● Data listing:
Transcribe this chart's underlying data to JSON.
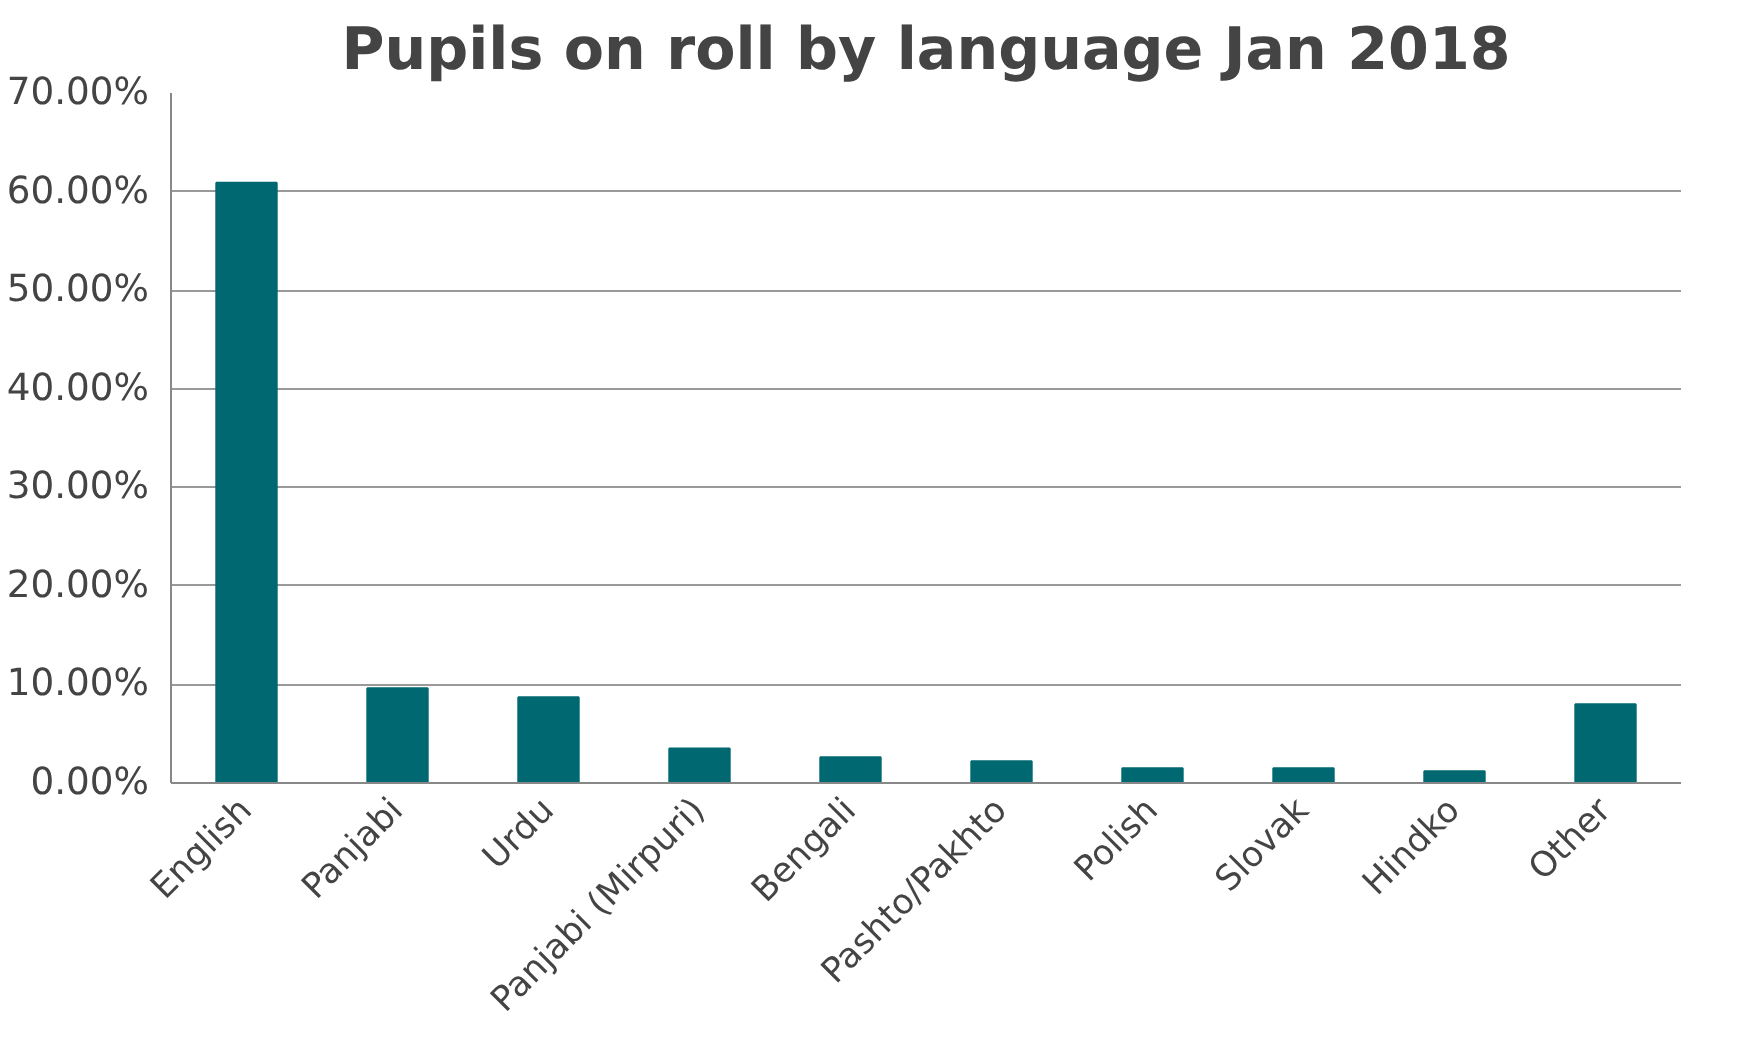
{
  "chart_data": {
    "type": "bar",
    "title": "Pupils on roll by language Jan 2018",
    "categories": [
      "English",
      "Panjabi",
      "Urdu",
      "Panjabi (Mirpuri)",
      "Bengali",
      "Pashto/Pakhto",
      "Polish",
      "Slovak",
      "Hindko",
      "Other"
    ],
    "values": [
      60.9,
      9.6,
      8.7,
      3.5,
      2.6,
      2.2,
      1.5,
      1.5,
      1.2,
      8.0
    ],
    "color": "#006870",
    "ylim": [
      0,
      70
    ],
    "yticks": [
      {
        "value": 0,
        "label": "0.00%"
      },
      {
        "value": 10,
        "label": "10.00%"
      },
      {
        "value": 20,
        "label": "20.00%"
      },
      {
        "value": 30,
        "label": "30.00%"
      },
      {
        "value": 40,
        "label": "40.00%"
      },
      {
        "value": 50,
        "label": "50.00%"
      },
      {
        "value": 60,
        "label": "60.00%"
      },
      {
        "value": 70,
        "label": "70.00%"
      }
    ],
    "grid": "y"
  }
}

● Given problem: Give back the entries verbatim. Do not include any picture.

● The solution:
Transcribe this chart's underlying data to JSON.
{
  "chart_data": {
    "type": "bar",
    "title": "Pupils on roll by language Jan 2018",
    "categories": [
      "English",
      "Panjabi",
      "Urdu",
      "Panjabi (Mirpuri)",
      "Bengali",
      "Pashto/Pakhto",
      "Polish",
      "Slovak",
      "Hindko",
      "Other"
    ],
    "values": [
      60.9,
      9.6,
      8.7,
      3.5,
      2.6,
      2.2,
      1.5,
      1.5,
      1.2,
      8.0
    ],
    "color": "#006870",
    "ylim": [
      0,
      70
    ],
    "yticks": [
      {
        "value": 0,
        "label": "0.00%"
      },
      {
        "value": 10,
        "label": "10.00%"
      },
      {
        "value": 20,
        "label": "20.00%"
      },
      {
        "value": 30,
        "label": "30.00%"
      },
      {
        "value": 40,
        "label": "40.00%"
      },
      {
        "value": 50,
        "label": "50.00%"
      },
      {
        "value": 60,
        "label": "60.00%"
      },
      {
        "value": 70,
        "label": "70.00%"
      }
    ],
    "grid": "y"
  }
}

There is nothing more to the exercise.